Brief:
Write down each entry again, exactly as it reads.
·····
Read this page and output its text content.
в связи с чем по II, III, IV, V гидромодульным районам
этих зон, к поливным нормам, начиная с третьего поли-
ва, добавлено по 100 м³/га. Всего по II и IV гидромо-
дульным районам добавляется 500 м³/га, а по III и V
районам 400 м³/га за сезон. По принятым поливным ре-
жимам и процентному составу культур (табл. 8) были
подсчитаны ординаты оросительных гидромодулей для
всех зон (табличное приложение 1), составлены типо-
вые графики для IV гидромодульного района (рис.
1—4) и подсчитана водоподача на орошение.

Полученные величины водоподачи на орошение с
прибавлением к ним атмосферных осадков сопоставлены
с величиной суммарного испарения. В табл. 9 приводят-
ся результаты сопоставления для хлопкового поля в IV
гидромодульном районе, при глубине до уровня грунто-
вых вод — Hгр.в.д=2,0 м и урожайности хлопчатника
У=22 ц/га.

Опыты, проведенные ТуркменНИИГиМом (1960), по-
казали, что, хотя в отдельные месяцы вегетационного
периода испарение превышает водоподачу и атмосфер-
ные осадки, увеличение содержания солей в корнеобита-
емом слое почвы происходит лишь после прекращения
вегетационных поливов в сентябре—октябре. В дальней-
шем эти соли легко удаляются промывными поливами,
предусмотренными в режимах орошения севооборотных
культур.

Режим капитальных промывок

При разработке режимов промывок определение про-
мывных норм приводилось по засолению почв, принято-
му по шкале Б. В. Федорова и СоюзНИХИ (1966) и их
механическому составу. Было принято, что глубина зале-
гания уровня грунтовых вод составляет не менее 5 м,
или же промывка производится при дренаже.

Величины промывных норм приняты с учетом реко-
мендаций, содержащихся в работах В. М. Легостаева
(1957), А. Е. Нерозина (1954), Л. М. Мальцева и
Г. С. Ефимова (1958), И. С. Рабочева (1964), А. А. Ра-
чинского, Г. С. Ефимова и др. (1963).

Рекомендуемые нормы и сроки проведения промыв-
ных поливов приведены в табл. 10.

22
·····
Exercise output:
Read this page and output its text content.
в связи с чем по II, III, IV, V гидромодульным районам
этих зон, к поливным нормам, начиная с третьего поли-
ва, добавлено по 100 м³/га. Всего по II и IV гидромо-
дульным районам добавляется 500 м³/га, а по III и V
районам 400 м³/га за сезон. По принятым поливным ре-
жимам и процентному составу культур (табл. 8) были
подсчитаны ординаты оросительных гидромодулей для
всех зон (табличное приложение 1), составлены типо-
вые графики для IV гидромодульного района (рис.
1—4) и подсчитана водоподача на орошение.

Полученные величины водоподачи на орошение с
прибавлением к ним атмосферных осадков сопоставлены
с величиной суммарного испарения. В табл. 9 приводят-
ся результаты сопоставления для хлопкового поля в IV
гидромодульном районе, при глубине до уровня грунто-
вых вод — Hгр.в.д=2,0 м и урожайности хлопчатника
У=22 ц/га.

Опыты, проведенные ТуркменНИИГиМом (1960), по-
казали, что, хотя в отдельные месяцы вегетационного
периода испарение превышает водоподачу и атмосфер-
ные осадки, увеличение содержания солей в корнеобита-
емом слое почвы происходит лишь после прекращения
вегетационных поливов в сентябре—октябре. В дальней-
шем эти соли легко удаляются промывными поливами,
предусмотренными в режимах орошения севооборотных
культур.

Режим капитальных промывок

При разработке режимов промывок определение про-
мывных норм приводилось по засолению почв, принято-
му по шкале Б. В. Федорова и СоюзНИХИ (1966) и их
механическому составу. Было принято, что глубина зале-
гания уровня грунтовых вод составляет не менее 5 м,
или же промывка производится при дренаже.

Величины промывных норм приняты с учетом реко-
мендаций, содержащихся в работах В. М. Легостаева
(1957), А. Е. Нерозина (1954), Л. М. Мальцева и
Г. С. Ефимова (1958), И. С. Рабочева (1964), А. А. Ра-
чинского, Г. С. Ефимова и др. (1963).

Рекомендуемые нормы и сроки проведения промыв-
ных поливов приведены в табл. 10.

22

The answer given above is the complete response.